— start Records to process —

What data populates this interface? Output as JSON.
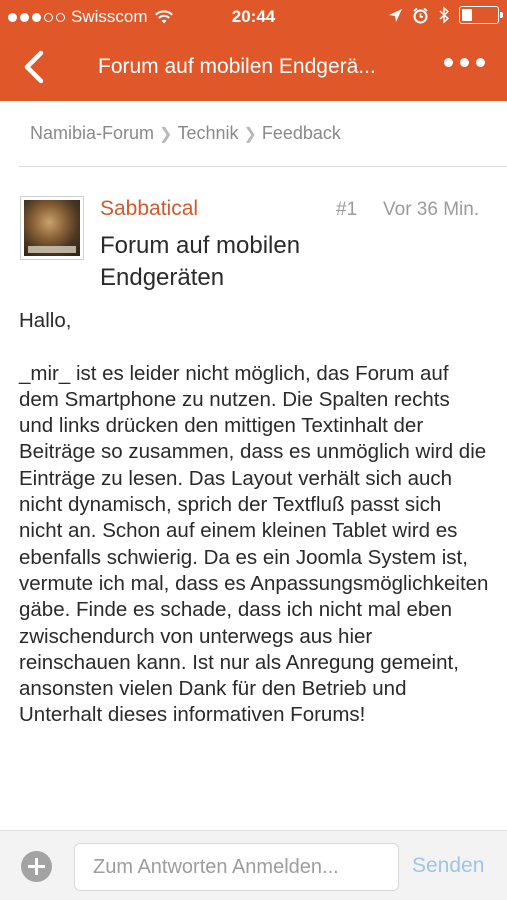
{
  "status_bar": {
    "carrier": "Swisscom",
    "time": "20:44",
    "signal_bars": 3,
    "battery_level": 0.3
  },
  "navbar": {
    "title": "Forum auf mobilen Endgerä...",
    "back_icon": "chevron-left-icon",
    "more_icon": "more-dots-icon"
  },
  "breadcrumb": [
    "Namibia-Forum",
    "Technik",
    "Feedback"
  ],
  "post": {
    "author": "Sabbatical",
    "number": "#1",
    "time": "Vor 36 Min.",
    "title": "Forum auf mobilen Endgeräten",
    "body": "Hallo,\n\n_mir_ ist es leider nicht möglich, das Forum auf dem Smartphone zu nutzen. Die Spalten rechts und links drücken den mittigen Textinhalt der Beiträge so zusammen, dass es unmöglich wird die Einträge zu lesen. Das Layout verhält sich auch nicht dynamisch, sprich der Textfluß passt sich nicht an. Schon auf einem kleinen Tablet wird es ebenfalls schwierig. Da es ein Joomla System ist, vermute ich mal, dass es Anpassungsmöglichkeiten gäbe. Finde es schade, dass ich nicht mal eben zwischendurch von unterwegs aus hier reinschauen kann. Ist nur als Anregung gemeint, ansonsten vielen Dank für den Betrieb und Unterhalt dieses informativen Forums!"
  },
  "reply_bar": {
    "placeholder": "Zum Antworten Anmelden...",
    "value": "",
    "send_label": "Senden"
  },
  "colors": {
    "header": "#e0572a",
    "author": "#d05a2c",
    "send": "#9fc4ea"
  }
}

— end Records to process —

** Exercise details **
Look for "title" and pull out every line that has it.

** Response below **
    "title": "Forum auf mobilen Endgerä...",
    "title": "Forum auf mobilen Endgeräten",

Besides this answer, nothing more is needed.